- Objective:
Below is a block of records; return all of them exactly, but without the images.

[Saved entries]
○ ○ ○ ○ ○ ○ ○

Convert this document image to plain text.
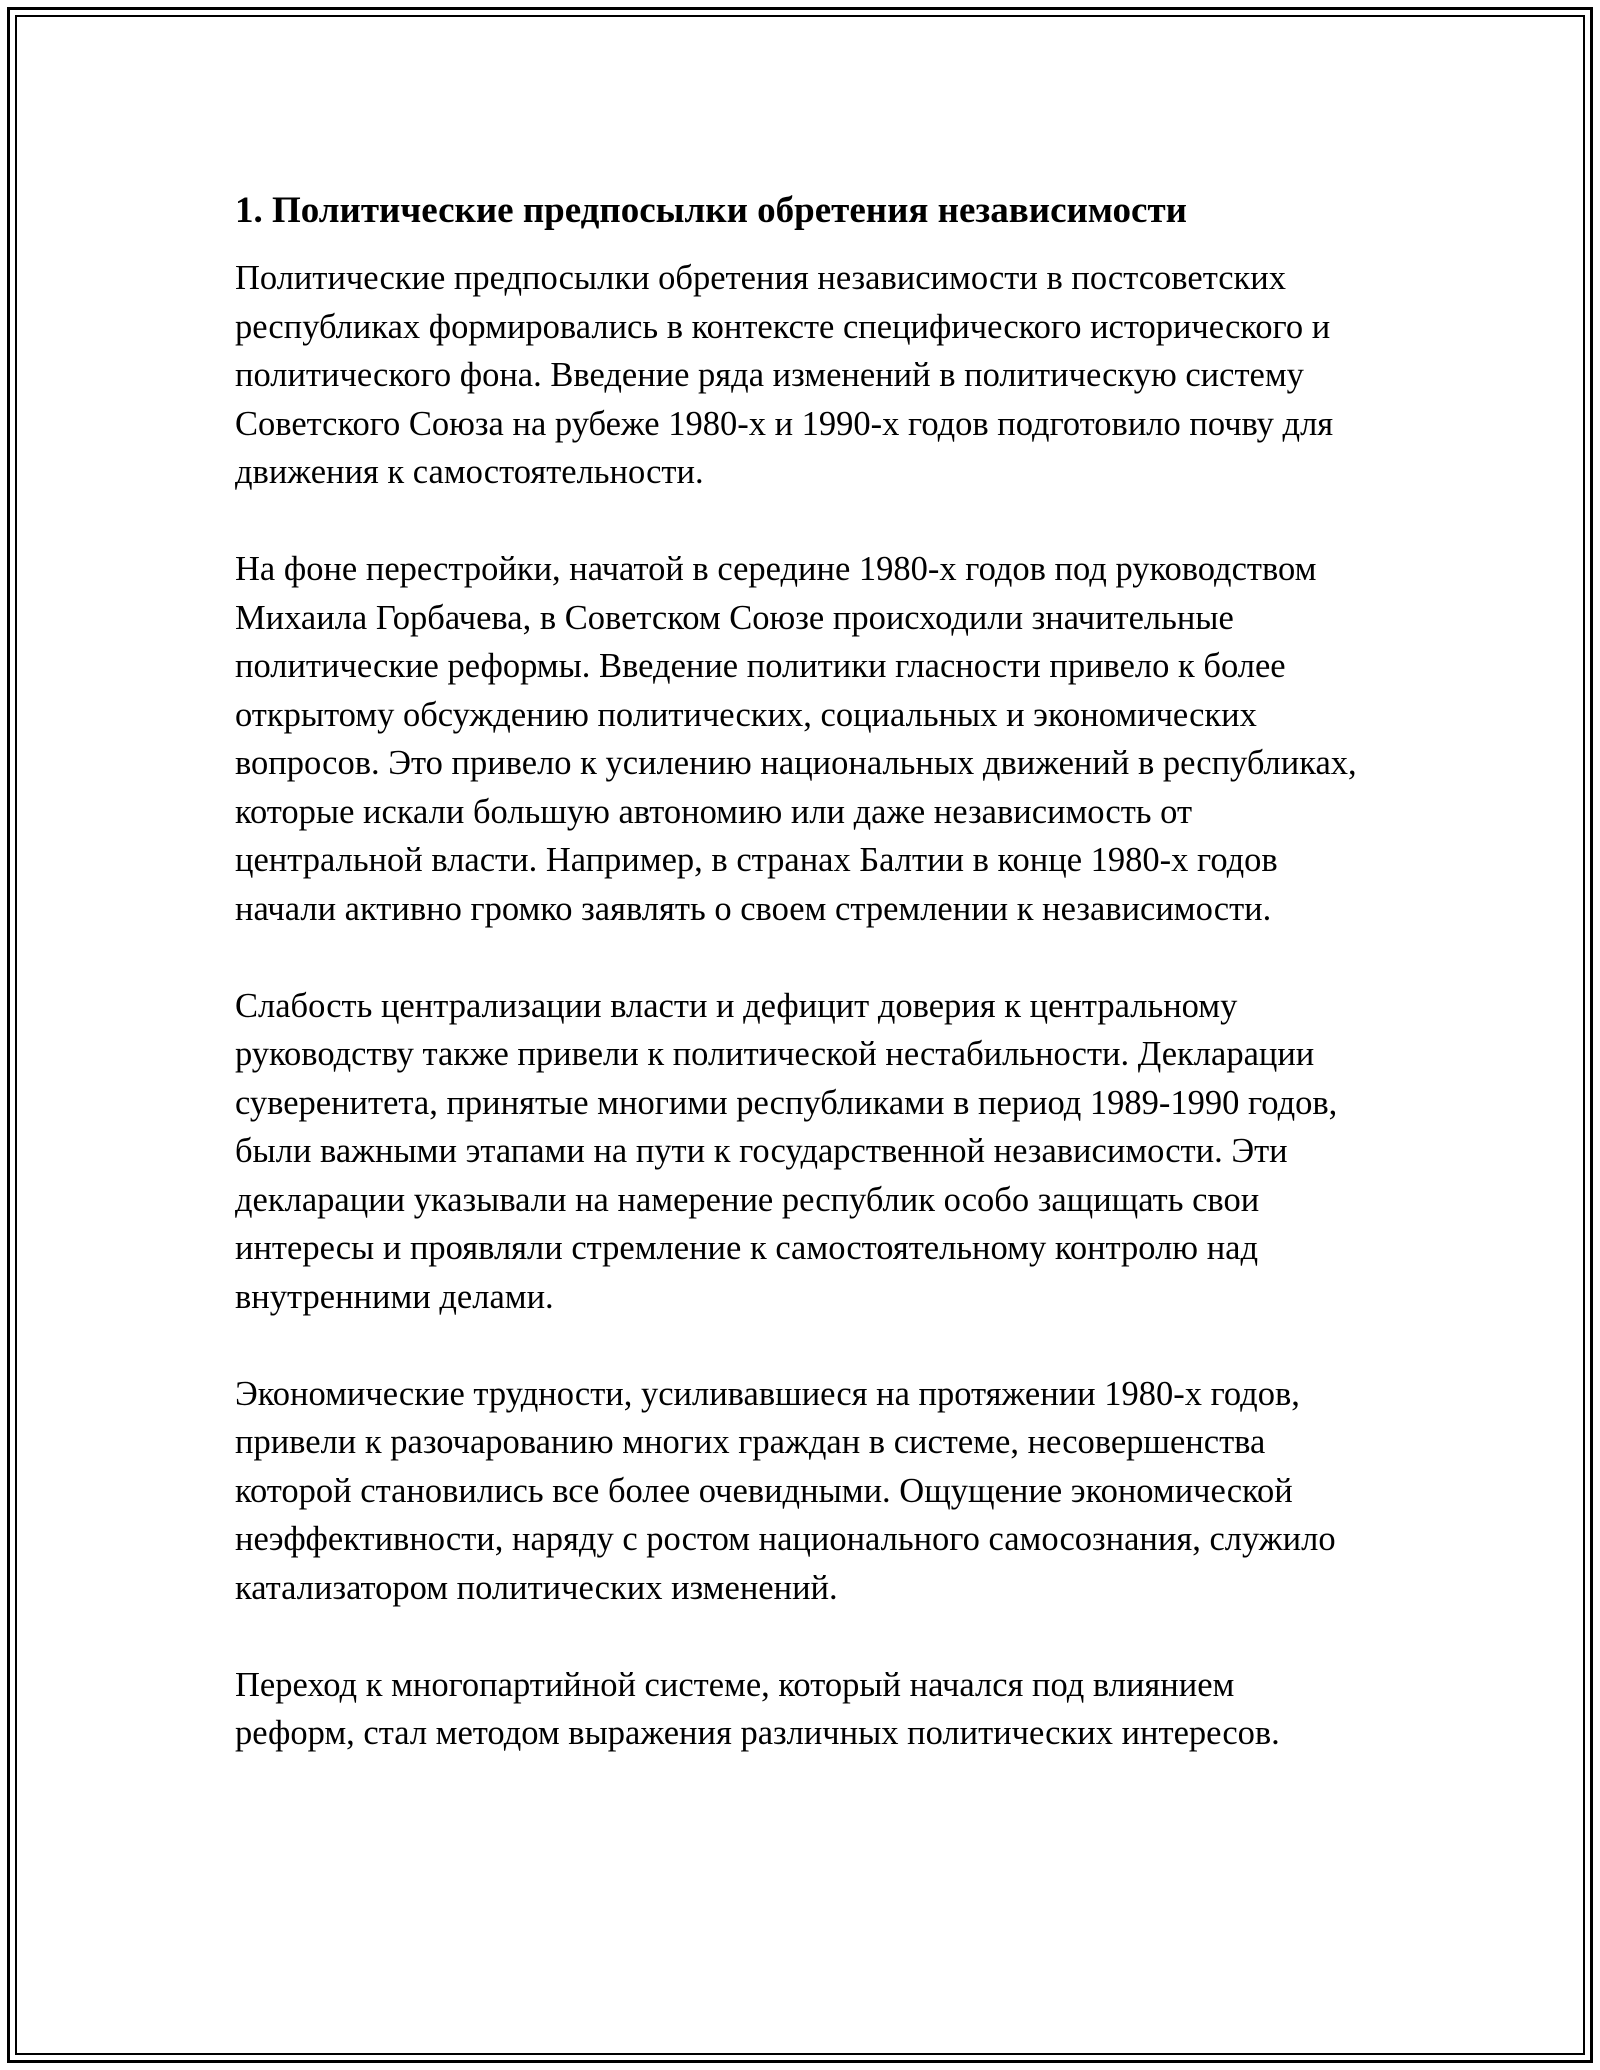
1. Политические предпосылки обретения независимости

Политические предпосылки обретения независимости в постсоветских республиках формировались в контексте специфического исторического и политического фона. Введение ряда изменений в политическую систему Советского Союза на рубеже 1980-х и 1990-х годов подготовило почву для движения к самостоятельности.

На фоне перестройки, начатой в середине 1980-х годов под руководством Михаила Горбачева, в Советском Союзе происходили значительные политические реформы. Введение политики гласности привело к более открытому обсуждению политических, социальных и экономических вопросов. Это привело к усилению национальных движений в республиках, которые искали большую автономию или даже независимость от центральной власти. Например, в странах Балтии в конце 1980-х годов начали активно громко заявлять о своем стремлении к независимости.

Слабость централизации власти и дефицит доверия к центральному руководству также привели к политической нестабильности. Декларации суверенитета, принятые многими республиками в период 1989-1990 годов, были важными этапами на пути к государственной независимости. Эти декларации указывали на намерение республик особо защищать свои интересы и проявляли стремление к самостоятельному контролю над внутренними делами.

Экономические трудности, усиливавшиеся на протяжении 1980-х годов, привели к разочарованию многих граждан в системе, несовершенства которой становились все более очевидными. Ощущение экономической неэффективности, наряду с ростом национального самосознания, служило катализатором политических изменений.

Переход к многопартийной системе, который начался под влиянием реформ, стал методом выражения различных политических интересов.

○ ○ ○ ○ ○ ○ ○

- Solution to the exercise:
Convert this document image to plain text.
1. Политические предпосылки обретения независимости

Политические предпосылки обретения независимости в постсоветских республиках формировались в контексте специфического исторического и политического фона. Введение ряда изменений в политическую систему Советского Союза на рубеже 1980-х и 1990-х годов подготовило почву для движения к самостоятельности.

На фоне перестройки, начатой в середине 1980-х годов под руководством Михаила Горбачева, в Советском Союзе происходили значительные политические реформы. Введение политики гласности привело к более открытому обсуждению политических, социальных и экономических вопросов. Это привело к усилению национальных движений в республиках, которые искали большую автономию или даже независимость от центральной власти. Например, в странах Балтии в конце 1980-х годов начали активно громко заявлять о своем стремлении к независимости.

Слабость централизации власти и дефицит доверия к центральному руководству также привели к политической нестабильности. Декларации суверенитета, принятые многими республиками в период 1989-1990 годов, были важными этапами на пути к государственной независимости. Эти декларации указывали на намерение республик особо защищать свои интересы и проявляли стремление к самостоятельному контролю над внутренними делами.

Экономические трудности, усиливавшиеся на протяжении 1980-х годов, привели к разочарованию многих граждан в системе, несовершенства которой становились все более очевидными. Ощущение экономической неэффективности, наряду с ростом национального самосознания, служило катализатором политических изменений.

Переход к многопартийной системе, который начался под влиянием реформ, стал методом выражения различных политических интересов.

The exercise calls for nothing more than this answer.